The request:
Find all lines in the listing that include the word "with", then copy them.

Input material:

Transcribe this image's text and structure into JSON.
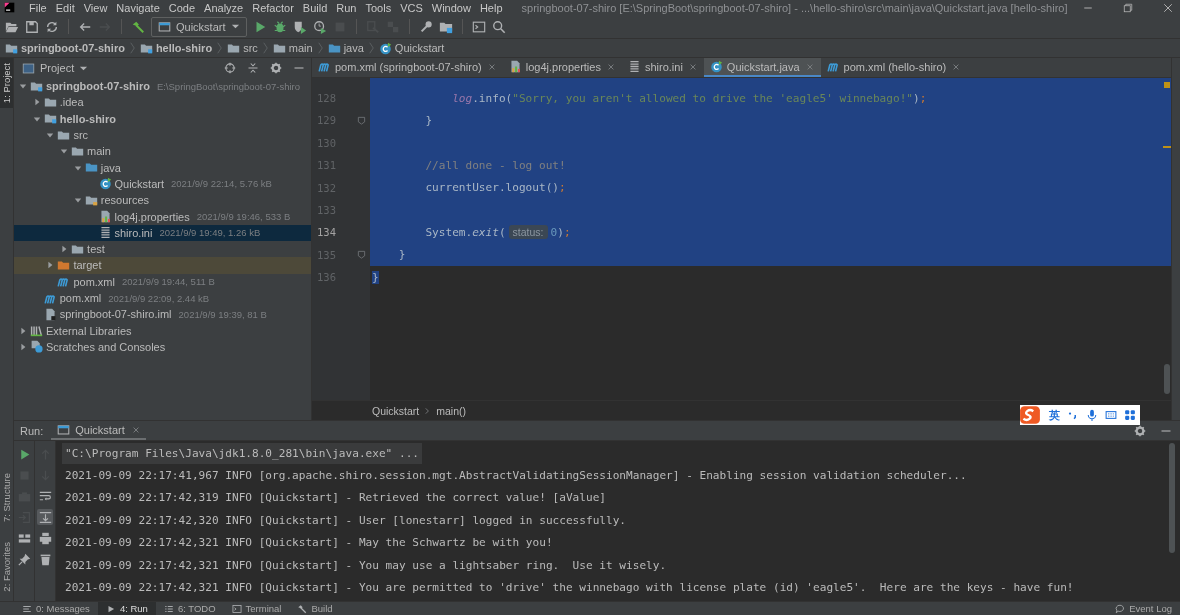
{
  "menu": [
    "File",
    "Edit",
    "View",
    "Navigate",
    "Code",
    "Analyze",
    "Refactor",
    "Build",
    "Run",
    "Tools",
    "VCS",
    "Window",
    "Help"
  ],
  "window_title": "springboot-07-shiro [E:\\SpringBoot\\springboot-07-shiro] - ...\\hello-shiro\\src\\main\\java\\Quickstart.java [hello-shiro]",
  "toolbar": [
    {
      "kind": "open",
      "disabled": false
    },
    {
      "kind": "save",
      "disabled": false
    },
    {
      "kind": "sync",
      "disabled": false
    },
    {
      "kind": "separator"
    },
    {
      "kind": "back",
      "disabled": false
    },
    {
      "kind": "forward",
      "disabled": true
    },
    {
      "kind": "separator"
    },
    {
      "kind": "build",
      "disabled": false
    },
    {
      "kind": "config"
    },
    {
      "kind": "run",
      "disabled": false
    },
    {
      "kind": "debug",
      "disabled": false
    },
    {
      "kind": "coverage",
      "disabled": false
    },
    {
      "kind": "profile",
      "disabled": false
    },
    {
      "kind": "stop",
      "disabled": true
    },
    {
      "kind": "separator"
    },
    {
      "kind": "attach",
      "disabled": true
    },
    {
      "kind": "cubes",
      "disabled": true
    },
    {
      "kind": "separator"
    },
    {
      "kind": "wrench",
      "disabled": false
    },
    {
      "kind": "structure",
      "disabled": false
    },
    {
      "kind": "separator"
    },
    {
      "kind": "terminal",
      "disabled": false
    },
    {
      "kind": "search",
      "disabled": false
    }
  ],
  "run_config": "Quickstart",
  "nav_bar": [
    {
      "label": "springboot-07-shiro",
      "kind": "module"
    },
    {
      "label": "hello-shiro",
      "kind": "module"
    },
    {
      "label": "src",
      "kind": "folder"
    },
    {
      "label": "main",
      "kind": "folder"
    },
    {
      "label": "java",
      "kind": "source-folder"
    },
    {
      "label": "Quickstart",
      "kind": "java-class"
    }
  ],
  "left_strip": {
    "top": [
      {
        "label": "1: Project",
        "selected": true
      }
    ],
    "bottom": [
      {
        "label": "7: Structure",
        "selected": false
      },
      {
        "label": "2: Favorites",
        "selected": false
      }
    ]
  },
  "project": {
    "title": "Project",
    "tree": [
      {
        "name": "springboot-07-shiro",
        "info": "E:\\SpringBoot\\springboot-07-shiro",
        "kind": "module",
        "expanded": true,
        "selected": false,
        "hovered": false,
        "children": [
          {
            "name": ".idea",
            "kind": "folder",
            "expanded": false,
            "selected": false,
            "hovered": false
          },
          {
            "name": "hello-shiro",
            "kind": "module",
            "expanded": true,
            "selected": false,
            "hovered": false,
            "children": [
              {
                "name": "src",
                "kind": "folder",
                "expanded": true,
                "selected": false,
                "hovered": false,
                "children": [
                  {
                    "name": "main",
                    "kind": "folder",
                    "expanded": true,
                    "selected": false,
                    "hovered": false,
                    "children": [
                      {
                        "name": "java",
                        "kind": "source-folder",
                        "expanded": true,
                        "selected": false,
                        "hovered": false,
                        "children": [
                          {
                            "name": "Quickstart",
                            "info": "2021/9/9 22:14, 5.76 kB",
                            "kind": "java-class",
                            "selected": false,
                            "hovered": false
                          }
                        ]
                      },
                      {
                        "name": "resources",
                        "kind": "resources-folder",
                        "expanded": true,
                        "selected": false,
                        "hovered": false,
                        "children": [
                          {
                            "name": "log4j.properties",
                            "info": "2021/9/9 19:46, 533 B",
                            "kind": "properties",
                            "selected": false,
                            "hovered": false
                          },
                          {
                            "name": "shiro.ini",
                            "info": "2021/9/9 19:49, 1.26 kB",
                            "kind": "ini",
                            "selected": true,
                            "hovered": false
                          }
                        ]
                      }
                    ]
                  },
                  {
                    "name": "test",
                    "kind": "folder",
                    "expanded": false,
                    "selected": false,
                    "hovered": false
                  }
                ]
              },
              {
                "name": "target",
                "kind": "excluded-folder",
                "expanded": false,
                "selected": false,
                "hovered": true
              },
              {
                "name": "pom.xml",
                "info": "2021/9/9 19:44, 511 B",
                "kind": "maven",
                "selected": false,
                "hovered": false
              }
            ]
          },
          {
            "name": "pom.xml",
            "info": "2021/9/9 22:09, 2.44 kB",
            "kind": "maven",
            "selected": false,
            "hovered": false
          },
          {
            "name": "springboot-07-shiro.iml",
            "info": "2021/9/9 19:39, 81 B",
            "kind": "iml",
            "selected": false,
            "hovered": false
          }
        ]
      },
      {
        "name": "External Libraries",
        "kind": "libraries",
        "expanded": false,
        "selected": false,
        "hovered": false
      },
      {
        "name": "Scratches and Consoles",
        "kind": "scratches",
        "expanded": false,
        "selected": false,
        "hovered": false
      }
    ]
  },
  "editor": {
    "tabs": [
      {
        "label": "pom.xml (springboot-07-shiro)",
        "kind": "maven",
        "selected": false
      },
      {
        "label": "log4j.properties",
        "kind": "properties",
        "selected": false
      },
      {
        "label": "shiro.ini",
        "kind": "ini",
        "selected": false
      },
      {
        "label": "Quickstart.java",
        "kind": "java-class",
        "selected": true
      },
      {
        "label": "pom.xml (hello-shiro)",
        "kind": "maven",
        "selected": false
      }
    ],
    "lines": [
      {
        "number": "128",
        "current": false,
        "selected": true,
        "fold": false,
        "tokens": [
          {
            "text": "            log",
            "kind": "field"
          },
          {
            "text": ".info(",
            "kind": "plain"
          },
          {
            "text": "\"Sorry, you aren't allowed to drive the 'eagle5' winnebago!\"",
            "kind": "string"
          },
          {
            "text": ")",
            "kind": "plain"
          },
          {
            "text": ";",
            "kind": "keyword"
          }
        ]
      },
      {
        "number": "129",
        "current": false,
        "selected": true,
        "fold": true,
        "tokens": [
          {
            "text": "        }",
            "kind": "plain"
          }
        ]
      },
      {
        "number": "130",
        "current": false,
        "selected": true,
        "fold": false
      },
      {
        "number": "131",
        "current": false,
        "selected": true,
        "fold": false,
        "tokens": [
          {
            "text": "        //all done - log out!",
            "kind": "comment"
          }
        ]
      },
      {
        "number": "132",
        "current": false,
        "selected": true,
        "fold": false,
        "tokens": [
          {
            "text": "        currentUser.logout()",
            "kind": "plain"
          },
          {
            "text": ";",
            "kind": "keyword"
          }
        ]
      },
      {
        "number": "133",
        "current": false,
        "selected": true,
        "fold": false
      },
      {
        "number": "134",
        "current": true,
        "selected": true,
        "fold": false,
        "tokens": [
          {
            "text": "        System.",
            "kind": "plain"
          },
          {
            "text": "exit",
            "kind": "static"
          },
          {
            "text": "(",
            "kind": "plain"
          },
          {
            "text": "status:",
            "kind": "hint"
          },
          {
            "text": "0",
            "kind": "number"
          },
          {
            "text": ")",
            "kind": "plain"
          },
          {
            "text": ";",
            "kind": "keyword"
          }
        ]
      },
      {
        "number": "135",
        "current": false,
        "selected": true,
        "fold": true,
        "tokens": [
          {
            "text": "    }",
            "kind": "plain"
          }
        ]
      },
      {
        "number": "136",
        "current": false,
        "selected": false,
        "fold": false,
        "tokens": [
          {
            "text": "}",
            "kind": "selected"
          }
        ]
      }
    ],
    "breadcrumb": [
      "Quickstart",
      "main()"
    ]
  },
  "ime": {
    "mode": "英"
  },
  "run": {
    "label": "Run:",
    "tab": "Quickstart",
    "tools": [
      [
        {
          "kind": "rerun",
          "disabled": false,
          "active": false
        },
        {
          "kind": "stop",
          "disabled": true,
          "active": false
        },
        {
          "kind": "camera",
          "disabled": true,
          "active": false
        },
        {
          "kind": "enter",
          "disabled": true,
          "active": false
        },
        {
          "kind": "layout",
          "disabled": false,
          "active": false
        },
        {
          "kind": "pin",
          "disabled": false,
          "active": false
        }
      ],
      [
        {
          "kind": "up",
          "disabled": true,
          "active": false
        },
        {
          "kind": "down",
          "disabled": true,
          "active": false
        },
        {
          "kind": "wrap",
          "disabled": false,
          "active": false
        },
        {
          "kind": "scroll-end",
          "disabled": false,
          "active": true
        },
        {
          "kind": "print",
          "disabled": false,
          "active": false
        },
        {
          "kind": "trash",
          "disabled": false,
          "active": false
        }
      ]
    ],
    "console": [
      {
        "kind": "command",
        "text": "\"C:\\Program Files\\Java\\jdk1.8.0_281\\bin\\java.exe\" ..."
      },
      {
        "kind": "output",
        "text": "2021-09-09 22:17:41,967 INFO [org.apache.shiro.session.mgt.AbstractValidatingSessionManager] - Enabling session validation scheduler..."
      },
      {
        "kind": "output",
        "text": "2021-09-09 22:17:42,319 INFO [Quickstart] - Retrieved the correct value! [aValue]"
      },
      {
        "kind": "output",
        "text": "2021-09-09 22:17:42,320 INFO [Quickstart] - User [lonestarr] logged in successfully."
      },
      {
        "kind": "output",
        "text": "2021-09-09 22:17:42,321 INFO [Quickstart] - May the Schwartz be with you!"
      },
      {
        "kind": "output",
        "text": "2021-09-09 22:17:42,321 INFO [Quickstart] - You may use a lightsaber ring.  Use it wisely."
      },
      {
        "kind": "output",
        "text": "2021-09-09 22:17:42,321 INFO [Quickstart] - You are permitted to 'drive' the winnebago with license plate (id) 'eagle5'.  Here are the keys - have fun!"
      }
    ]
  },
  "status_bar": {
    "tabs": [
      {
        "label": "0: Messages",
        "kind": "messages",
        "selected": false
      },
      {
        "label": "4: Run",
        "kind": "run",
        "selected": true
      },
      {
        "label": "6: TODO",
        "kind": "todo",
        "selected": false
      },
      {
        "label": "Terminal",
        "kind": "terminal",
        "selected": false
      },
      {
        "label": "Build",
        "kind": "build",
        "selected": false
      }
    ],
    "event_log": "Event Log"
  }
}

Result:
        "text": "2021-09-09 22:17:42,321 INFO [Quickstart] - May the Schwartz be with you!"
        "text": "2021-09-09 22:17:42,321 INFO [Quickstart] - You are permitted to 'drive' the winnebago with license plate (id) 'eagle5'.  Here are the keys - have fun!"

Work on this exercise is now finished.